- [Set exercise]: Write only the number of lines holding the string "xlabel".

- [Records shown]:
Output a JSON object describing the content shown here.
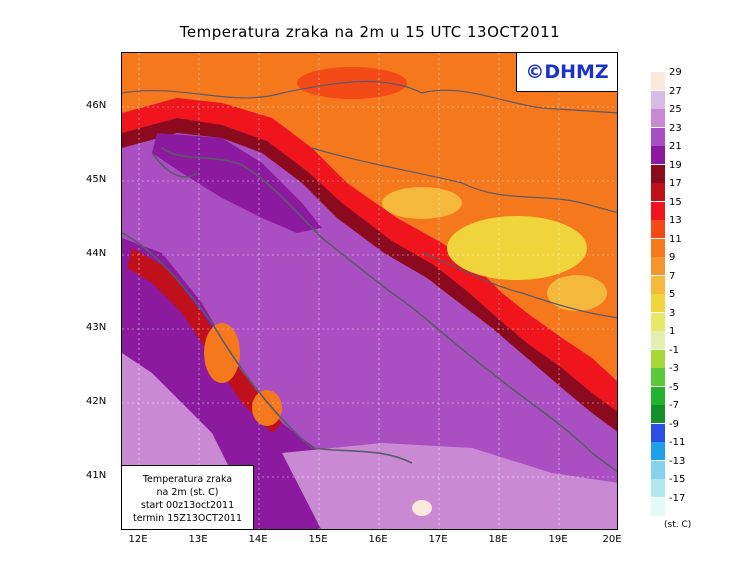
{
  "title": "Temperatura zraka na 2m u 15 UTC 13OCT2011",
  "logo": "©DHMZ",
  "info_box": {
    "line1": "Temperatura zraka",
    "line2": "na 2m (st. C)",
    "line3": "start 00z13oct2011",
    "line4": "termin 15Z13OCT2011"
  },
  "lat_labels": [
    "46N",
    "45N",
    "44N",
    "43N",
    "42N",
    "41N"
  ],
  "lon_labels": [
    "12E",
    "13E",
    "14E",
    "15E",
    "16E",
    "17E",
    "18E",
    "19E",
    "20E"
  ],
  "legend": {
    "units": "(st. C)",
    "entries": [
      {
        "label": "29",
        "color": "#fbe9dc"
      },
      {
        "label": "27",
        "color": "#d9bce3"
      },
      {
        "label": "25",
        "color": "#c98ad3"
      },
      {
        "label": "23",
        "color": "#a94fc2"
      },
      {
        "label": "21",
        "color": "#8b1a9e"
      },
      {
        "label": "19",
        "color": "#8c0a1e"
      },
      {
        "label": "17",
        "color": "#c0101c"
      },
      {
        "label": "15",
        "color": "#f0141c"
      },
      {
        "label": "13",
        "color": "#f34a18"
      },
      {
        "label": "11",
        "color": "#f5781c"
      },
      {
        "label": "9",
        "color": "#f4962e"
      },
      {
        "label": "7",
        "color": "#f4b83c"
      },
      {
        "label": "5",
        "color": "#f0d43c"
      },
      {
        "label": "3",
        "color": "#e9e86a"
      },
      {
        "label": "1",
        "color": "#e4f0b0"
      },
      {
        "label": "-1",
        "color": "#a6d83a"
      },
      {
        "label": "-3",
        "color": "#5cc83a"
      },
      {
        "label": "-5",
        "color": "#22b22e"
      },
      {
        "label": "-7",
        "color": "#14902a"
      },
      {
        "label": "-9",
        "color": "#2a4fe6"
      },
      {
        "label": "-11",
        "color": "#1ea0ea"
      },
      {
        "label": "-13",
        "color": "#86d2ec"
      },
      {
        "label": "-15",
        "color": "#b4e6ee"
      },
      {
        "label": "-17",
        "color": "#e4faf8"
      }
    ]
  }
}
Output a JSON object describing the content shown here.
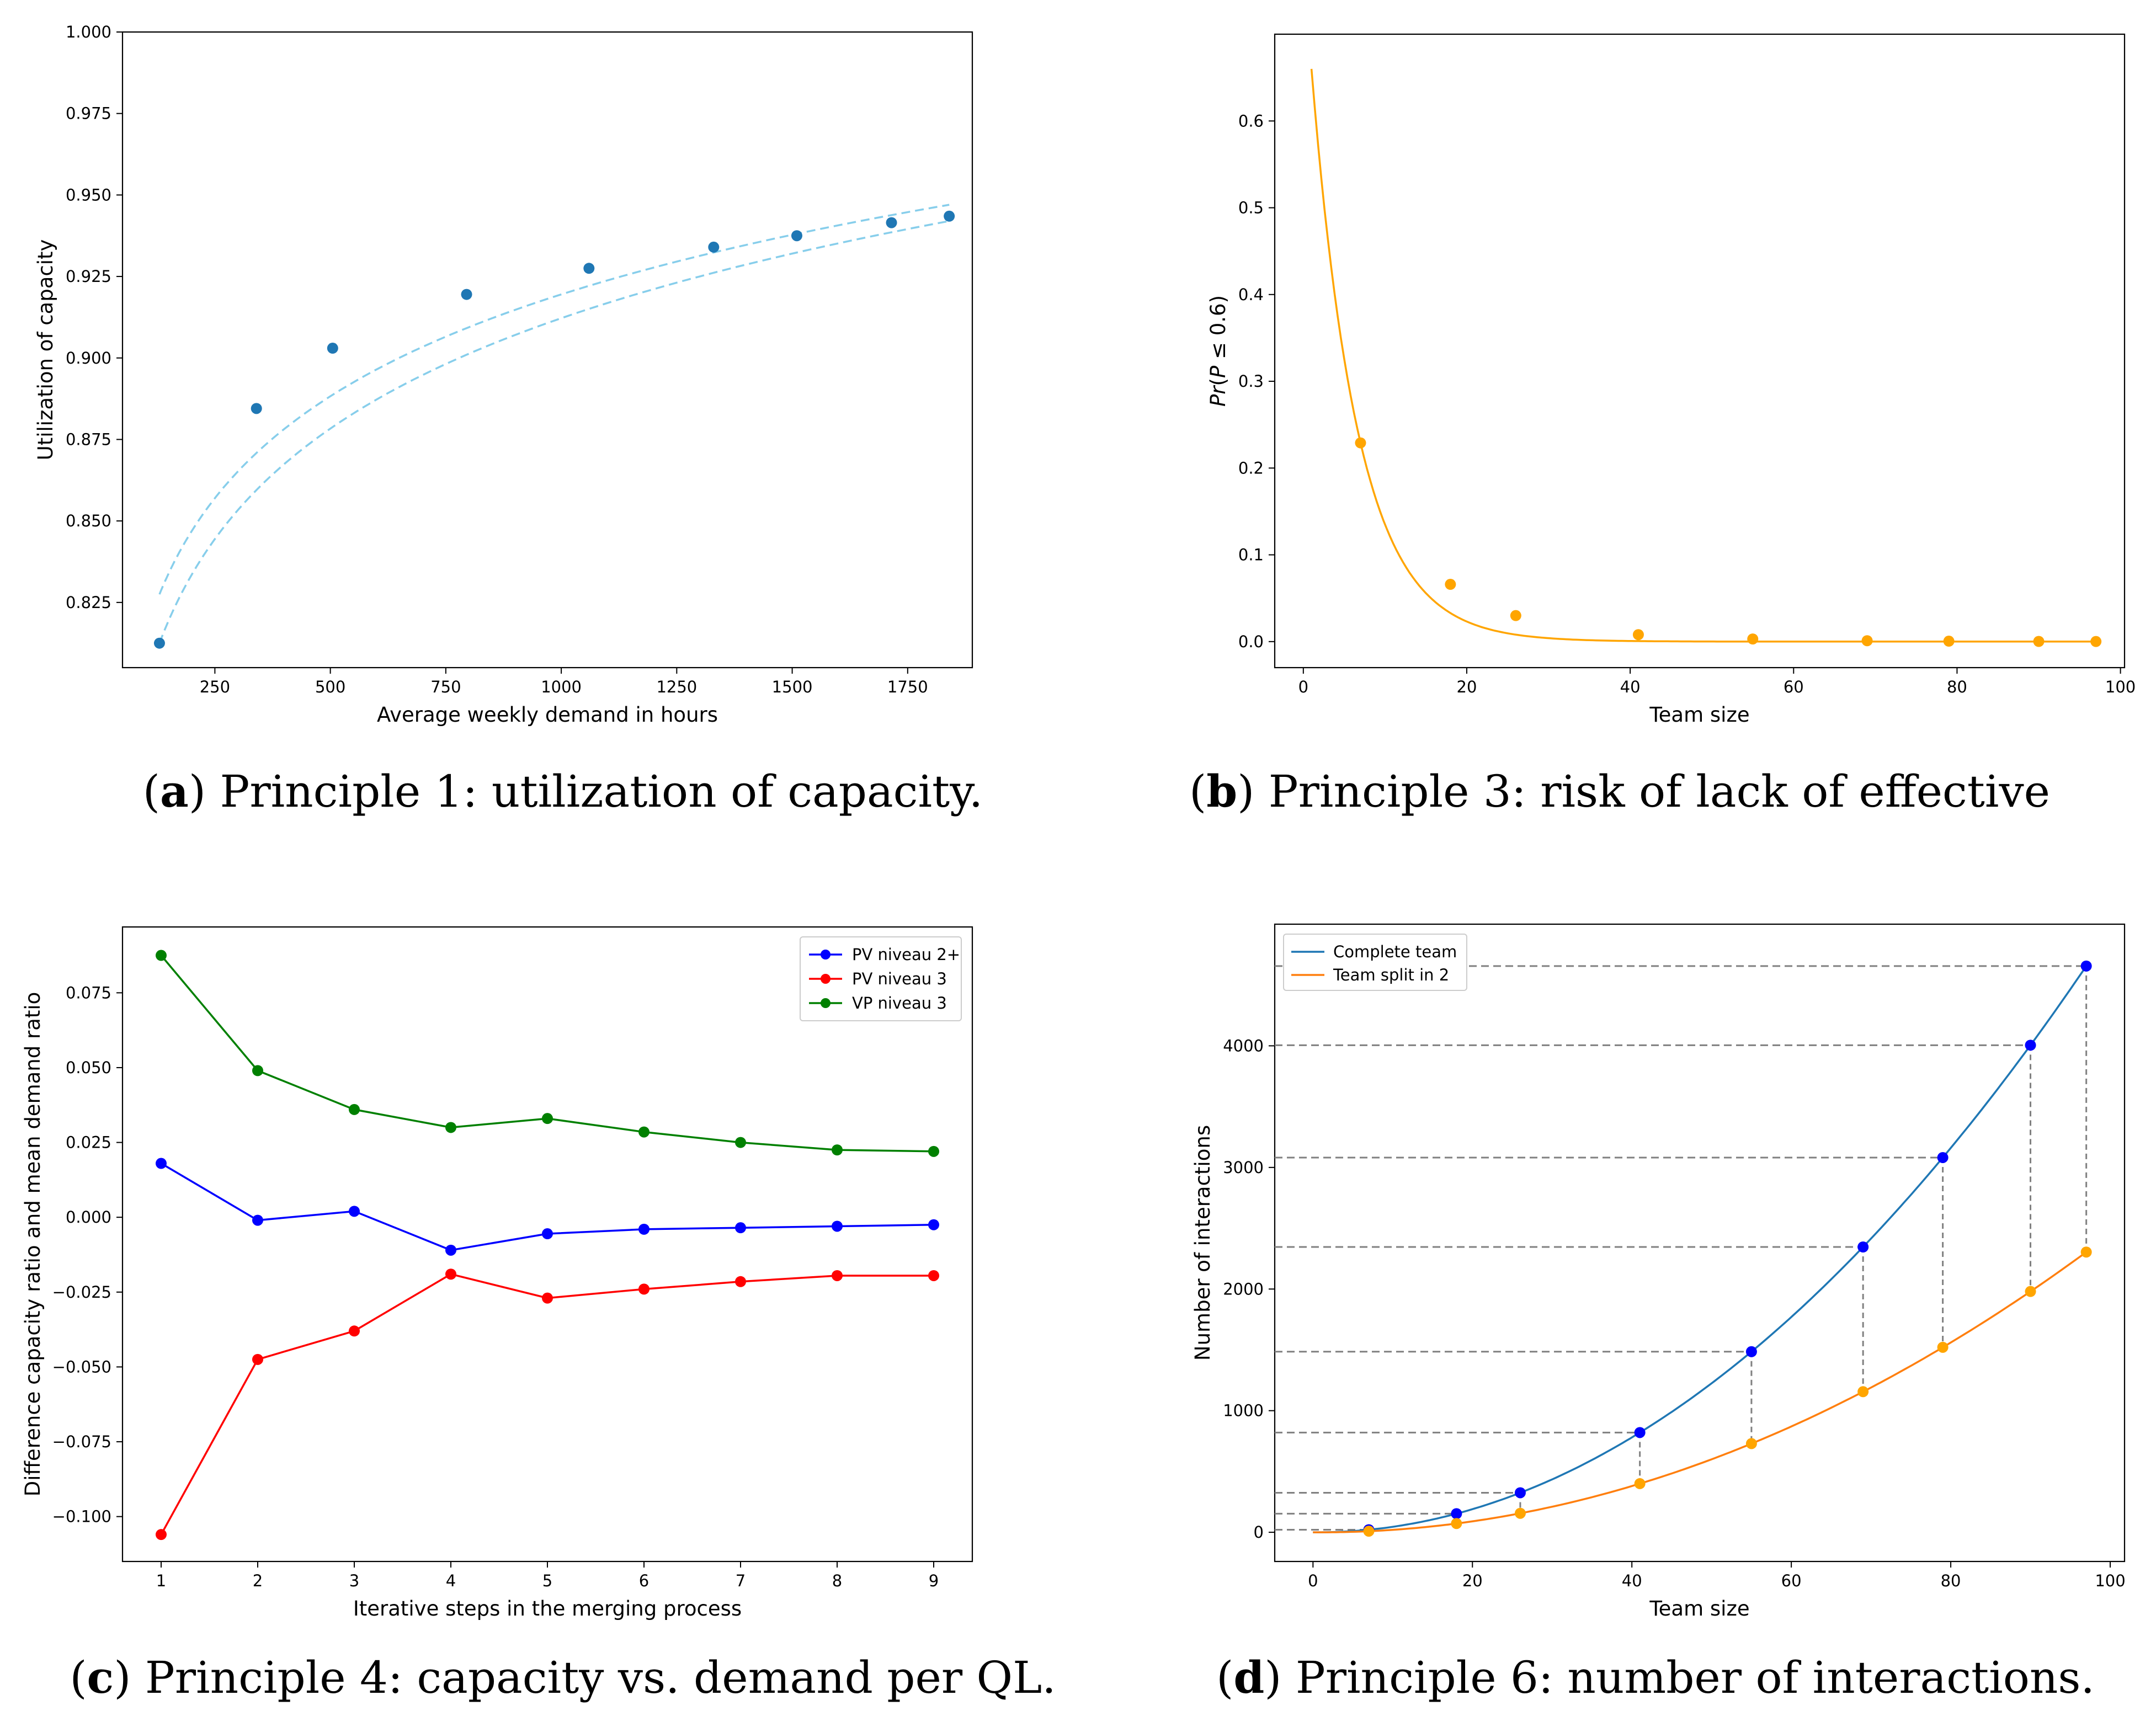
{
  "figure": {
    "captions": [
      {
        "letter": "a",
        "text": "Principle 1: utilization of capacity."
      },
      {
        "letter": "b",
        "text": "Principle 3: risk of lack of effective"
      },
      {
        "letter": "c",
        "text": "Principle 4: capacity vs. demand per QL."
      },
      {
        "letter": "d",
        "text": "Principle 6: number of interactions."
      }
    ],
    "colors": {
      "a_points": "#1f77b4",
      "a_fit": "#87ceeb",
      "b_line": "#ffa500",
      "c_blue": "#0000ff",
      "c_red": "#ff0000",
      "c_green": "#008000",
      "d_complete_line": "#1f77b4",
      "d_complete_points": "#0000ff",
      "d_split": "#ff7f0e",
      "d_split_points": "#ffa500",
      "guide": "#808080"
    }
  },
  "chart_data": [
    {
      "id": "a",
      "type": "scatter",
      "title": "",
      "xlabel": "Average weekly demand in hours",
      "ylabel": "Utilization of capacity",
      "xlim": [
        50,
        1890
      ],
      "ylim": [
        0.805,
        1.0
      ],
      "xticks": [
        250,
        500,
        750,
        1000,
        1250,
        1500,
        1750
      ],
      "yticks": [
        0.825,
        0.85,
        0.875,
        0.9,
        0.925,
        0.95,
        0.975,
        1.0
      ],
      "ytick_labels": [
        "0.825",
        "0.850",
        "0.875",
        "0.900",
        "0.925",
        "0.950",
        "0.975",
        "1.000"
      ],
      "points": {
        "x": [
          130,
          340,
          505,
          795,
          1060,
          1330,
          1510,
          1715,
          1840
        ],
        "y": [
          0.8125,
          0.8845,
          0.903,
          0.9195,
          0.9275,
          0.934,
          0.9375,
          0.9415,
          0.9435
        ]
      },
      "fit_curves": [
        {
          "name": "upper",
          "style": "dashed",
          "x": [
            130,
            1840
          ],
          "y": [
            0.8275,
            0.947
          ]
        },
        {
          "name": "lower",
          "style": "dashed",
          "x": [
            130,
            1840
          ],
          "y": [
            0.8125,
            0.942
          ]
        }
      ]
    },
    {
      "id": "b",
      "type": "line",
      "title": "",
      "xlabel": "Team size",
      "ylabel": "Pr(P ≤ 0.6)",
      "xlim": [
        -3.5,
        100.5
      ],
      "ylim": [
        -0.03,
        0.7
      ],
      "xticks": [
        0,
        20,
        40,
        60,
        80,
        100
      ],
      "yticks": [
        0.0,
        0.1,
        0.2,
        0.3,
        0.4,
        0.5,
        0.6
      ],
      "ytick_labels": [
        "0.0",
        "0.1",
        "0.2",
        "0.3",
        "0.4",
        "0.5",
        "0.6"
      ],
      "curve": {
        "x_start": 1,
        "x_end": 97,
        "y_start": 0.66
      },
      "points": {
        "x": [
          7,
          18,
          26,
          41,
          55,
          69,
          79,
          90,
          97
        ],
        "y": [
          0.229,
          0.066,
          0.03,
          0.008,
          0.003,
          0.001,
          0.0005,
          0.0002,
          0.0001
        ]
      }
    },
    {
      "id": "c",
      "type": "line",
      "title": "",
      "xlabel": "Iterative steps in the merging process",
      "ylabel": "Difference capacity ratio and mean demand ratio",
      "xlim": [
        0.6,
        9.4
      ],
      "ylim": [
        -0.115,
        0.097
      ],
      "x": [
        1,
        2,
        3,
        4,
        5,
        6,
        7,
        8,
        9
      ],
      "xticks": [
        1,
        2,
        3,
        4,
        5,
        6,
        7,
        8,
        9
      ],
      "yticks": [
        -0.1,
        -0.075,
        -0.05,
        -0.025,
        0.0,
        0.025,
        0.05,
        0.075
      ],
      "ytick_labels": [
        "−0.100",
        "−0.075",
        "−0.050",
        "−0.025",
        "0.000",
        "0.025",
        "0.050",
        "0.075"
      ],
      "legend_position": "top-right",
      "series": [
        {
          "name": "PV niveau 2+",
          "color": "#0000ff",
          "values": [
            0.018,
            -0.001,
            0.002,
            -0.011,
            -0.0055,
            -0.004,
            -0.0035,
            -0.003,
            -0.0025
          ]
        },
        {
          "name": "PV niveau 3",
          "color": "#ff0000",
          "values": [
            -0.106,
            -0.0475,
            -0.038,
            -0.019,
            -0.027,
            -0.024,
            -0.0215,
            -0.0195,
            -0.0195
          ]
        },
        {
          "name": "VP niveau 3",
          "color": "#008000",
          "values": [
            0.0875,
            0.049,
            0.036,
            0.03,
            0.033,
            0.0285,
            0.025,
            0.0225,
            0.022
          ]
        }
      ]
    },
    {
      "id": "d",
      "type": "line",
      "title": "",
      "xlabel": "Team size",
      "ylabel": "Number of interactions",
      "xlim": [
        -4.8,
        101.8
      ],
      "ylim": [
        -240,
        5000
      ],
      "xticks": [
        0,
        20,
        40,
        60,
        80,
        100
      ],
      "yticks": [
        0,
        1000,
        2000,
        3000,
        4000
      ],
      "ytick_labels": [
        "0",
        "1000",
        "2000",
        "3000",
        "4000"
      ],
      "legend_position": "top-left",
      "series": [
        {
          "name": "Complete team",
          "color": "#1f77b4",
          "formula": "n(n-1)/2",
          "points_x": [
            7,
            18,
            26,
            41,
            55,
            69,
            79,
            90,
            97
          ],
          "points_y": [
            21,
            153,
            325,
            820,
            1485,
            2346,
            3081,
            4005,
            4656
          ]
        },
        {
          "name": "Team split in 2",
          "color": "#ff7f0e",
          "formula": "n(n-2)/4",
          "points_x": [
            7,
            18,
            26,
            41,
            55,
            69,
            79,
            90,
            97
          ],
          "points_y": [
            9,
            72,
            156,
            400,
            729,
            1156,
            1521,
            1980,
            2304
          ]
        }
      ]
    }
  ]
}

- [Correct result]: 4